[Start of EXTRACTED DATA]

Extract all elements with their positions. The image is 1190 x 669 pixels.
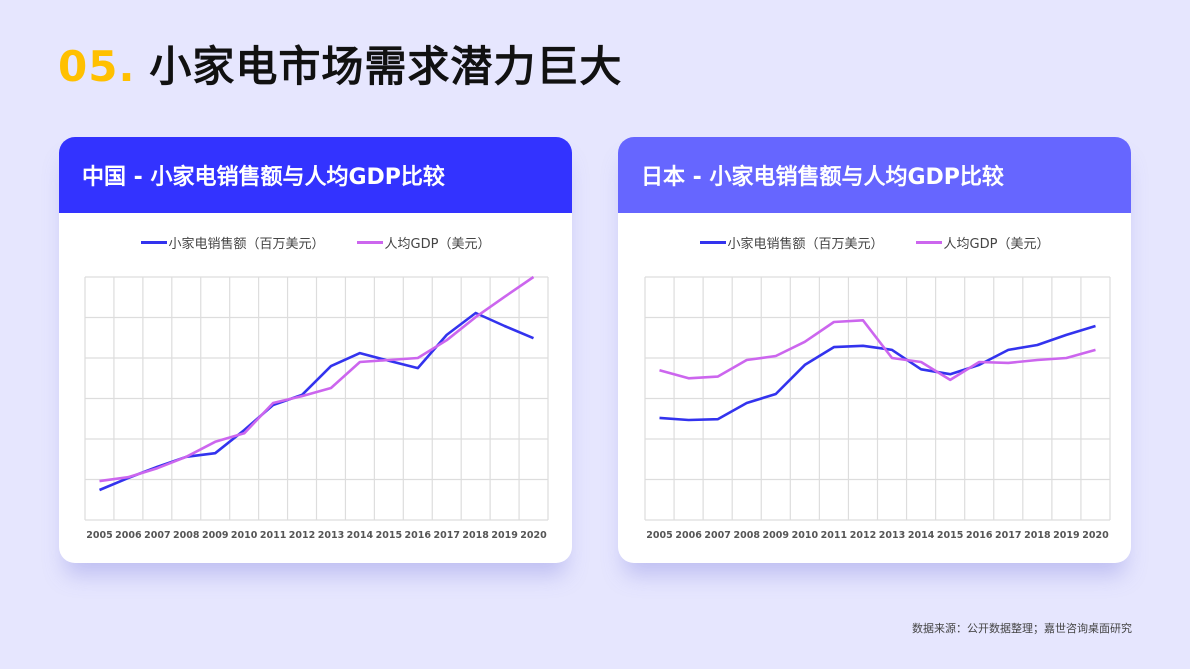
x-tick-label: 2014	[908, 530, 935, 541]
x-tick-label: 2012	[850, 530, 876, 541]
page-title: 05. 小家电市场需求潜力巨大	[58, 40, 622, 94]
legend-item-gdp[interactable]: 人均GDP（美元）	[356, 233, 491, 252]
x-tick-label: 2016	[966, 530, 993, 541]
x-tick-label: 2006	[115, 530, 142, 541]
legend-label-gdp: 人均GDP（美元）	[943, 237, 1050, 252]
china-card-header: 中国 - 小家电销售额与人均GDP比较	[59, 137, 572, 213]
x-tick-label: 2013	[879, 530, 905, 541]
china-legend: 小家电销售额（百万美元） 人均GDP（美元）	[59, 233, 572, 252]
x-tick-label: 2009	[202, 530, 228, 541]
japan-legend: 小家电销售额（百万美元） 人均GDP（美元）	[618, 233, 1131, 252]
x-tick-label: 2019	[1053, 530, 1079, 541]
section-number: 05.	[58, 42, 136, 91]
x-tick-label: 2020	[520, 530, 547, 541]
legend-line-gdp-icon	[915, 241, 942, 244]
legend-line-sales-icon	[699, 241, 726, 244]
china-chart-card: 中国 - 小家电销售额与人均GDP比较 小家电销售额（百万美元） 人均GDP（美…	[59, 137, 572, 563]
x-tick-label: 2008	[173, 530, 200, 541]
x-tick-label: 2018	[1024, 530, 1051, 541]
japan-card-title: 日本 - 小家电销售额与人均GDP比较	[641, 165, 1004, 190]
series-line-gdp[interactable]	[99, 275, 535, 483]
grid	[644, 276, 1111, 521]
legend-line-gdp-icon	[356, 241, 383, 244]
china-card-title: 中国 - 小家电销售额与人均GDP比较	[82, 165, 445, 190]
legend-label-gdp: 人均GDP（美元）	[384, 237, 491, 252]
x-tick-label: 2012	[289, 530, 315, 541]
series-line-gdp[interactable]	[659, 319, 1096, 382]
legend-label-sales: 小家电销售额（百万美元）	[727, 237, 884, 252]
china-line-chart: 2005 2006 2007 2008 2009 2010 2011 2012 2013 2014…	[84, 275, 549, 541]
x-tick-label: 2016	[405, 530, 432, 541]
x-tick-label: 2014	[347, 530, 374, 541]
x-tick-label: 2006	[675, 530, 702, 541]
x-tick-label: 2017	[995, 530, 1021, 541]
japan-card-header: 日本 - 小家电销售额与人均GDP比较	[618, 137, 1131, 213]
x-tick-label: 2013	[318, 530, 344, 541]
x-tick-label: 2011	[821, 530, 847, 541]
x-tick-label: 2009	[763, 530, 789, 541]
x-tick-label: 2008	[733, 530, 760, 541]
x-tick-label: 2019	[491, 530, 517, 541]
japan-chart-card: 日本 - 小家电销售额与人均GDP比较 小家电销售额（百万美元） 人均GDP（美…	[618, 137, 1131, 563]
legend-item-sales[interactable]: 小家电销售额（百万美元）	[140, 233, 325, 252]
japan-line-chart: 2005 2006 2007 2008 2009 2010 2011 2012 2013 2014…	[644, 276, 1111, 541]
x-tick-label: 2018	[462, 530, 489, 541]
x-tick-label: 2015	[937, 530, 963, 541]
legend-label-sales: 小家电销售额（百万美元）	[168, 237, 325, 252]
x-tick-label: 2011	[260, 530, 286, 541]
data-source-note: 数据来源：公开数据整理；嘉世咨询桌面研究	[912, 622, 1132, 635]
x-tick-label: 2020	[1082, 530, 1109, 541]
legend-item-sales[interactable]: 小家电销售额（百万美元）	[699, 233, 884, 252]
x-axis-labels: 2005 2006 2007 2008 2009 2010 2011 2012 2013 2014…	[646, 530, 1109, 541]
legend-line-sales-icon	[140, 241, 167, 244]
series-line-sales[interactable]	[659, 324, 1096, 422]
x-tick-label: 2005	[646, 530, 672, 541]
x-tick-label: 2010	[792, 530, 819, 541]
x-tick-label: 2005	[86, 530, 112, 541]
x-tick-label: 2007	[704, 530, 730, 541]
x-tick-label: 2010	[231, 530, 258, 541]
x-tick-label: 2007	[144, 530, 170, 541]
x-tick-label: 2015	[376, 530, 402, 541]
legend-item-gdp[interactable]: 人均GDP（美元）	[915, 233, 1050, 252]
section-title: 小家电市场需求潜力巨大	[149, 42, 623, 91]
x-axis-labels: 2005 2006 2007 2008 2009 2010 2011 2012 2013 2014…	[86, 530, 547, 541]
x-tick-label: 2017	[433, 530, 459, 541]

[End of EXTRACTED DATA]

Copy every row above, substituting "year-label" for each "x-tick-label" and leaving everything else unchanged. Omit the pictures from your answer.

## OUTPUT FOR THIS EXERCISE
Extract all elements with their positions. The image is 1190 x 669 pixels.
year-label: 2014	[908, 530, 935, 541]
year-label: 2012	[850, 530, 876, 541]
page-title: 05. 小家电市场需求潜力巨大	[58, 40, 622, 94]
legend-item-gdp[interactable]: 人均GDP（美元）	[356, 233, 491, 252]
year-label: 2016	[966, 530, 993, 541]
year-label: 2006	[115, 530, 142, 541]
legend-label-gdp: 人均GDP（美元）	[943, 237, 1050, 252]
china-card-header: 中国 - 小家电销售额与人均GDP比较	[59, 137, 572, 213]
year-label: 2013	[879, 530, 905, 541]
china-legend: 小家电销售额（百万美元） 人均GDP（美元）	[59, 233, 572, 252]
year-label: 2009	[202, 530, 228, 541]
japan-legend: 小家电销售额（百万美元） 人均GDP（美元）	[618, 233, 1131, 252]
year-label: 2019	[1053, 530, 1079, 541]
section-number: 05.	[58, 42, 136, 91]
year-label: 2020	[520, 530, 547, 541]
legend-line-gdp-icon	[915, 241, 942, 244]
legend-line-sales-icon	[699, 241, 726, 244]
china-chart-card: 中国 - 小家电销售额与人均GDP比较 小家电销售额（百万美元） 人均GDP（美…	[59, 137, 572, 563]
year-label: 2008	[173, 530, 200, 541]
year-label: 2018	[1024, 530, 1051, 541]
japan-card-title: 日本 - 小家电销售额与人均GDP比较	[641, 165, 1004, 190]
series-line-gdp[interactable]	[99, 275, 535, 483]
grid	[644, 276, 1111, 521]
legend-line-gdp-icon	[356, 241, 383, 244]
china-card-title: 中国 - 小家电销售额与人均GDP比较	[82, 165, 445, 190]
legend-label-gdp: 人均GDP（美元）	[384, 237, 491, 252]
year-label: 2012	[289, 530, 315, 541]
series-line-gdp[interactable]	[659, 319, 1096, 382]
legend-label-sales: 小家电销售额（百万美元）	[727, 237, 884, 252]
china-line-chart: 2005 2006 2007 2008 2009 2010 2011 2012 2013 2014…	[84, 275, 549, 541]
year-label: 2016	[405, 530, 432, 541]
year-label: 2014	[347, 530, 374, 541]
year-label: 2006	[675, 530, 702, 541]
year-label: 2017	[995, 530, 1021, 541]
japan-card-header: 日本 - 小家电销售额与人均GDP比较	[618, 137, 1131, 213]
year-label: 2013	[318, 530, 344, 541]
year-label: 2011	[821, 530, 847, 541]
year-label: 2009	[763, 530, 789, 541]
year-label: 2008	[733, 530, 760, 541]
year-label: 2019	[491, 530, 517, 541]
japan-chart-card: 日本 - 小家电销售额与人均GDP比较 小家电销售额（百万美元） 人均GDP（美…	[618, 137, 1131, 563]
legend-item-sales[interactable]: 小家电销售额（百万美元）	[140, 233, 325, 252]
japan-line-chart: 2005 2006 2007 2008 2009 2010 2011 2012 2013 2014…	[644, 276, 1111, 541]
year-label: 2018	[462, 530, 489, 541]
year-label: 2015	[937, 530, 963, 541]
legend-label-sales: 小家电销售额（百万美元）	[168, 237, 325, 252]
year-label: 2011	[260, 530, 286, 541]
data-source-note: 数据来源：公开数据整理；嘉世咨询桌面研究	[912, 622, 1132, 635]
year-label: 2020	[1082, 530, 1109, 541]
legend-item-sales[interactable]: 小家电销售额（百万美元）	[699, 233, 884, 252]
x-axis-labels: 2005 2006 2007 2008 2009 2010 2011 2012 2013 2014…	[646, 530, 1109, 541]
legend-line-sales-icon	[140, 241, 167, 244]
series-line-sales[interactable]	[659, 324, 1096, 422]
year-label: 2005	[646, 530, 672, 541]
year-label: 2010	[792, 530, 819, 541]
year-label: 2005	[86, 530, 112, 541]
year-label: 2007	[704, 530, 730, 541]
year-label: 2010	[231, 530, 258, 541]
year-label: 2007	[144, 530, 170, 541]
year-label: 2015	[376, 530, 402, 541]
legend-item-gdp[interactable]: 人均GDP（美元）	[915, 233, 1050, 252]
section-title: 小家电市场需求潜力巨大	[149, 42, 623, 91]
x-axis-labels: 2005 2006 2007 2008 2009 2010 2011 2012 2013 2014…	[86, 530, 547, 541]
year-label: 2017	[433, 530, 459, 541]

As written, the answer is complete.